** Start Input data **

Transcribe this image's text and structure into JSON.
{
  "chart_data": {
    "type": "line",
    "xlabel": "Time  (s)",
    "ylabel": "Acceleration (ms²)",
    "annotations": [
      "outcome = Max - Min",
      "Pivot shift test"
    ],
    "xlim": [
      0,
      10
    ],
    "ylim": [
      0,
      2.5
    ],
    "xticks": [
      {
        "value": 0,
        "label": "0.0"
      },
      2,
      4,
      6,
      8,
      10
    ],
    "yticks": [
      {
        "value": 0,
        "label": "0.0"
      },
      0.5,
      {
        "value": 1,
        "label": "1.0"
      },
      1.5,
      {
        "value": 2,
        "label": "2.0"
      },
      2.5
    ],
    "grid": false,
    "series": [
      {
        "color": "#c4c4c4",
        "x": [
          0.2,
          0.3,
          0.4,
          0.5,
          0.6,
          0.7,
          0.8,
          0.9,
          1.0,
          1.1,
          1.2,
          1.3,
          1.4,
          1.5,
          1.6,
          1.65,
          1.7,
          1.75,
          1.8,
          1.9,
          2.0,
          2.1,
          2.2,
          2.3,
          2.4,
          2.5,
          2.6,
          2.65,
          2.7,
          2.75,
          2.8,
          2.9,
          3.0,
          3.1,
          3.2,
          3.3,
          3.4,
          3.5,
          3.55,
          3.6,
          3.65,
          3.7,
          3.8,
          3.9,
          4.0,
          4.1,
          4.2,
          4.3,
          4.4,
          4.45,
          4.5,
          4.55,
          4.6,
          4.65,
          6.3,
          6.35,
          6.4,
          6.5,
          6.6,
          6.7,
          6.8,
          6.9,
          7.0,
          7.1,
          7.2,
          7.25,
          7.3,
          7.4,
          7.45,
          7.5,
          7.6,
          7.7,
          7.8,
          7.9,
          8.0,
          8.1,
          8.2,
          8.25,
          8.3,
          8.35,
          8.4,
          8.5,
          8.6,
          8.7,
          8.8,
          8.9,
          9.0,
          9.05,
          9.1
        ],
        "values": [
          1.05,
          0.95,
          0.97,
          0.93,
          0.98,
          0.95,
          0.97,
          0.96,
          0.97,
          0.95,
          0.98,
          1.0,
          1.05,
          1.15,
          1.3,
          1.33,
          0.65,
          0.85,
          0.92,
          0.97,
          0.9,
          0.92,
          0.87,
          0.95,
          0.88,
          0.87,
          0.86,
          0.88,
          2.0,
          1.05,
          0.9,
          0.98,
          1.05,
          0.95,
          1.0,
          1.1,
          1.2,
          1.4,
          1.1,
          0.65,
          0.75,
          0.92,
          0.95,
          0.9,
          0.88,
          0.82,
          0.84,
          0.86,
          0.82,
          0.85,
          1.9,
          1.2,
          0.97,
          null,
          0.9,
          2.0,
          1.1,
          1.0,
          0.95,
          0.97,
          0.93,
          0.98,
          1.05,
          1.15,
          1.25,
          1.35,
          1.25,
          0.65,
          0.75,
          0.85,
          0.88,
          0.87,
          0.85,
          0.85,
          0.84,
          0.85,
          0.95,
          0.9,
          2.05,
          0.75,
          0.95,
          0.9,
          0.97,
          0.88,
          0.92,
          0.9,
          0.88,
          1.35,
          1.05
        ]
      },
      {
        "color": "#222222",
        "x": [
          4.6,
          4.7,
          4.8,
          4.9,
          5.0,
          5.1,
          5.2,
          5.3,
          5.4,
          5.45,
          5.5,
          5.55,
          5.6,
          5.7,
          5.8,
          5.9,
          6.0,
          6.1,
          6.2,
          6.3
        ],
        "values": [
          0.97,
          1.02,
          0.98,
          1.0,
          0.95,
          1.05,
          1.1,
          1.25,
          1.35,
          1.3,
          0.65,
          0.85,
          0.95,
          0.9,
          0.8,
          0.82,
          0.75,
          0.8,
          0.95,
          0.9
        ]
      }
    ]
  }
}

** End Input data **

• Exercise:
Extract all of the data shown above and repeat it verbatim.

• Task answer:
Transcribe this image's text and structure into JSON.
{
  "chart_data": {
    "type": "line",
    "xlabel": "Time  (s)",
    "ylabel": "Acceleration (ms²)",
    "annotations": [
      "outcome = Max - Min",
      "Pivot shift test"
    ],
    "xlim": [
      0,
      10
    ],
    "ylim": [
      0,
      2.5
    ],
    "xticks": [
      {
        "value": 0,
        "label": "0.0"
      },
      2,
      4,
      6,
      8,
      10
    ],
    "yticks": [
      {
        "value": 0,
        "label": "0.0"
      },
      0.5,
      {
        "value": 1,
        "label": "1.0"
      },
      1.5,
      {
        "value": 2,
        "label": "2.0"
      },
      2.5
    ],
    "grid": false,
    "series": [
      {
        "color": "#c4c4c4",
        "x": [
          0.2,
          0.3,
          0.4,
          0.5,
          0.6,
          0.7,
          0.8,
          0.9,
          1.0,
          1.1,
          1.2,
          1.3,
          1.4,
          1.5,
          1.6,
          1.65,
          1.7,
          1.75,
          1.8,
          1.9,
          2.0,
          2.1,
          2.2,
          2.3,
          2.4,
          2.5,
          2.6,
          2.65,
          2.7,
          2.75,
          2.8,
          2.9,
          3.0,
          3.1,
          3.2,
          3.3,
          3.4,
          3.5,
          3.55,
          3.6,
          3.65,
          3.7,
          3.8,
          3.9,
          4.0,
          4.1,
          4.2,
          4.3,
          4.4,
          4.45,
          4.5,
          4.55,
          4.6,
          4.65,
          6.3,
          6.35,
          6.4,
          6.5,
          6.6,
          6.7,
          6.8,
          6.9,
          7.0,
          7.1,
          7.2,
          7.25,
          7.3,
          7.4,
          7.45,
          7.5,
          7.6,
          7.7,
          7.8,
          7.9,
          8.0,
          8.1,
          8.2,
          8.25,
          8.3,
          8.35,
          8.4,
          8.5,
          8.6,
          8.7,
          8.8,
          8.9,
          9.0,
          9.05,
          9.1
        ],
        "values": [
          1.05,
          0.95,
          0.97,
          0.93,
          0.98,
          0.95,
          0.97,
          0.96,
          0.97,
          0.95,
          0.98,
          1.0,
          1.05,
          1.15,
          1.3,
          1.33,
          0.65,
          0.85,
          0.92,
          0.97,
          0.9,
          0.92,
          0.87,
          0.95,
          0.88,
          0.87,
          0.86,
          0.88,
          2.0,
          1.05,
          0.9,
          0.98,
          1.05,
          0.95,
          1.0,
          1.1,
          1.2,
          1.4,
          1.1,
          0.65,
          0.75,
          0.92,
          0.95,
          0.9,
          0.88,
          0.82,
          0.84,
          0.86,
          0.82,
          0.85,
          1.9,
          1.2,
          0.97,
          null,
          0.9,
          2.0,
          1.1,
          1.0,
          0.95,
          0.97,
          0.93,
          0.98,
          1.05,
          1.15,
          1.25,
          1.35,
          1.25,
          0.65,
          0.75,
          0.85,
          0.88,
          0.87,
          0.85,
          0.85,
          0.84,
          0.85,
          0.95,
          0.9,
          2.05,
          0.75,
          0.95,
          0.9,
          0.97,
          0.88,
          0.92,
          0.9,
          0.88,
          1.35,
          1.05
        ]
      },
      {
        "color": "#222222",
        "x": [
          4.6,
          4.7,
          4.8,
          4.9,
          5.0,
          5.1,
          5.2,
          5.3,
          5.4,
          5.45,
          5.5,
          5.55,
          5.6,
          5.7,
          5.8,
          5.9,
          6.0,
          6.1,
          6.2,
          6.3
        ],
        "values": [
          0.97,
          1.02,
          0.98,
          1.0,
          0.95,
          1.05,
          1.1,
          1.25,
          1.35,
          1.3,
          0.65,
          0.85,
          0.95,
          0.9,
          0.8,
          0.82,
          0.75,
          0.8,
          0.95,
          0.9
        ]
      }
    ]
  }
}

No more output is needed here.